Count, in the entries below, the lines in which "Гумилев" occurs. Give the number, nothing more.

● The input

— start —

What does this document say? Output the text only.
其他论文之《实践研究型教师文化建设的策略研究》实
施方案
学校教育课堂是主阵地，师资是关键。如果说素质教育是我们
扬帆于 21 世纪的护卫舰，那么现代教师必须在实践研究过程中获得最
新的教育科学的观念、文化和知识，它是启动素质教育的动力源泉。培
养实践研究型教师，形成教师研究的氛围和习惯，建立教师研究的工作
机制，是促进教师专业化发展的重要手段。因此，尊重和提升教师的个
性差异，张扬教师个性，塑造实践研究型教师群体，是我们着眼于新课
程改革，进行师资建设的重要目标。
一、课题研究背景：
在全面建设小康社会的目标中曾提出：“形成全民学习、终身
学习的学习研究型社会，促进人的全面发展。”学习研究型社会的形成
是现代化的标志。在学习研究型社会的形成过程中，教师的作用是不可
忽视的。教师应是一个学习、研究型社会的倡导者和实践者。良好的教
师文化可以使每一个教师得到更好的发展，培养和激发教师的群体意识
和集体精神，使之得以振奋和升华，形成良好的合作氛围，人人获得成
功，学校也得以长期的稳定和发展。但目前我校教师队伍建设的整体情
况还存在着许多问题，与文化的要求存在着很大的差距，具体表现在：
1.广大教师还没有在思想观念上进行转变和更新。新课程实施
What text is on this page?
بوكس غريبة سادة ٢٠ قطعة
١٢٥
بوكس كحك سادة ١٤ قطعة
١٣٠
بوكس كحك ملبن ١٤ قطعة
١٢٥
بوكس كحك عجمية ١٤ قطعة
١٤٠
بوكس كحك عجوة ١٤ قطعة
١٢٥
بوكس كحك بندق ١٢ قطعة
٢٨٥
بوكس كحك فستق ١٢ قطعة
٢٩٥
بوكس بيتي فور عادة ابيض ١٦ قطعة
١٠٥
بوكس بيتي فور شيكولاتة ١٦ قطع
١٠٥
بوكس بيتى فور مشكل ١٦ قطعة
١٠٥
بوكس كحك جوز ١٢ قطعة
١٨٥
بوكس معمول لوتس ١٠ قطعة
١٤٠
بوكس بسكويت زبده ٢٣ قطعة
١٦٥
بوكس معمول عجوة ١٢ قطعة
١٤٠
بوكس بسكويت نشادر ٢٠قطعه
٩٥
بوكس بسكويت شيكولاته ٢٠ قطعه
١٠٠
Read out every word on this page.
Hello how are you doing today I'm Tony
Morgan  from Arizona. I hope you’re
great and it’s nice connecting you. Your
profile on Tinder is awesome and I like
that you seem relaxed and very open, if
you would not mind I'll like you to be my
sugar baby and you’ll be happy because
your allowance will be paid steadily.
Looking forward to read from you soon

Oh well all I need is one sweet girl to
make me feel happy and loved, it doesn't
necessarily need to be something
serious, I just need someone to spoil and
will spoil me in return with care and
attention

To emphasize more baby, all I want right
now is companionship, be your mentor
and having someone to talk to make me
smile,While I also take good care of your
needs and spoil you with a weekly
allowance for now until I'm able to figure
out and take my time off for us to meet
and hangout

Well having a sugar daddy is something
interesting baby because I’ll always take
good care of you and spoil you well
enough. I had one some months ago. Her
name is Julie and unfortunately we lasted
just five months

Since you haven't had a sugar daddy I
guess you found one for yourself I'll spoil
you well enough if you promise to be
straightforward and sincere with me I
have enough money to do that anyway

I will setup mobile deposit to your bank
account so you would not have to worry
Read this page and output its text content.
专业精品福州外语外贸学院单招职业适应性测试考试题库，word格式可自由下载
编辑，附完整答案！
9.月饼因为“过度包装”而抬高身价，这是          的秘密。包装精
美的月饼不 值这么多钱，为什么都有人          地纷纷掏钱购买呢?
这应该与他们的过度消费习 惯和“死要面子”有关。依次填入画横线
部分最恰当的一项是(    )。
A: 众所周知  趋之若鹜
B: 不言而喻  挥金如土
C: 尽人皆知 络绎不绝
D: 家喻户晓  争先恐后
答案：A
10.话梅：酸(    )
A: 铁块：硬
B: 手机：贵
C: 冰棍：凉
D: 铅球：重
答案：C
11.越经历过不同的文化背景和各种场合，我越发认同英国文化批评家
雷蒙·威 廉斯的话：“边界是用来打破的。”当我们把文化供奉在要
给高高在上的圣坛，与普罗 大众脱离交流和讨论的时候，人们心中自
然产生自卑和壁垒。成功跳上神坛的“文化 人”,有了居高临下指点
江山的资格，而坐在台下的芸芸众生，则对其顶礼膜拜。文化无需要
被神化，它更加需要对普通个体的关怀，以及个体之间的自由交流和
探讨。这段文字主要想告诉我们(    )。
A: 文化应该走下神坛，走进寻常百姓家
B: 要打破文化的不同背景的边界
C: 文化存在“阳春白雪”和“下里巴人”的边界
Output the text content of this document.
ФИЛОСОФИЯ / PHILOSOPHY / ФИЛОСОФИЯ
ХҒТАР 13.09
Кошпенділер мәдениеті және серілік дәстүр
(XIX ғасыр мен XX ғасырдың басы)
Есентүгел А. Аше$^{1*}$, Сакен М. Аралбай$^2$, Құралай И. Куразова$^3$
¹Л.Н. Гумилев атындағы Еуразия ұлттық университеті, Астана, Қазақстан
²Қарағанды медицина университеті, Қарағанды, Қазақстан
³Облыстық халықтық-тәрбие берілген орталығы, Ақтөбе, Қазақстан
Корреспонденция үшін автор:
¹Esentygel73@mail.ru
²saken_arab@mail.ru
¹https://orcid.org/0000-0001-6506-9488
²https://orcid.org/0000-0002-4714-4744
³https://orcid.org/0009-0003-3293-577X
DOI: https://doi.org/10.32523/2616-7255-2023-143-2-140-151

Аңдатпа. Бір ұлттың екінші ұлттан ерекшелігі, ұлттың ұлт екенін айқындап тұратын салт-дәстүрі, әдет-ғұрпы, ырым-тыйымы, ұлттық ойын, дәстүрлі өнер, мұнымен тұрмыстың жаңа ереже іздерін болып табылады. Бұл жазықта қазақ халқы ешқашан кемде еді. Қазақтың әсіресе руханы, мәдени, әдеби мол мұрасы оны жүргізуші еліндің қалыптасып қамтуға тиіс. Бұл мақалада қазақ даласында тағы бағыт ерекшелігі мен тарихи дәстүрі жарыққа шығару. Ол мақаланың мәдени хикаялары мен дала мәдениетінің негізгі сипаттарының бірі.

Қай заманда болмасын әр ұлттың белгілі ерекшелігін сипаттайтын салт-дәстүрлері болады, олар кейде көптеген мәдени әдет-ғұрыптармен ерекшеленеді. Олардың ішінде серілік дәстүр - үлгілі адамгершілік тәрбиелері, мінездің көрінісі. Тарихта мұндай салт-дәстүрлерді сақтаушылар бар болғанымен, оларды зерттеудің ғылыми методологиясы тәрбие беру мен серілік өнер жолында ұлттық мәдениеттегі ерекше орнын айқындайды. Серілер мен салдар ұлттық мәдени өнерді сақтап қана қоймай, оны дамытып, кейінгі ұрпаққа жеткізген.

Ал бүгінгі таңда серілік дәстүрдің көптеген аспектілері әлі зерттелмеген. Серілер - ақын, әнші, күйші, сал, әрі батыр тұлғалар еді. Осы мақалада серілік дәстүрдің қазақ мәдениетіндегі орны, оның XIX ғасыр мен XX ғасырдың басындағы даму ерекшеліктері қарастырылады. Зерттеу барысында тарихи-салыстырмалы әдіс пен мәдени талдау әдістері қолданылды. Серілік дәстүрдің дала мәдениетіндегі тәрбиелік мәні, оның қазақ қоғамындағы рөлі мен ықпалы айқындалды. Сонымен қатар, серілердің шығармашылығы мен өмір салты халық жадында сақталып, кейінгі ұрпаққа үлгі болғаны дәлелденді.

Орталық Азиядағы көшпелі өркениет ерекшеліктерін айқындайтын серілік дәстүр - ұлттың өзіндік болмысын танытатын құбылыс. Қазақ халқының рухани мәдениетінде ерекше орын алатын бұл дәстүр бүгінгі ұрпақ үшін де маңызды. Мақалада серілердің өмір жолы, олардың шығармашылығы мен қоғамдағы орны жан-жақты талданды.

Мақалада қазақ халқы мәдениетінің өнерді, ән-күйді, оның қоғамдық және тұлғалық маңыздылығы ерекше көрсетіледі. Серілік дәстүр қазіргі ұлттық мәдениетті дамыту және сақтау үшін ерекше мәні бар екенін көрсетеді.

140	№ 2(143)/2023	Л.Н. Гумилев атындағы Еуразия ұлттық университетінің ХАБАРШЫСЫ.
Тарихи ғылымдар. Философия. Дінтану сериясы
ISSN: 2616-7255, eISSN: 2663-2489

— end —

● Exercise output
2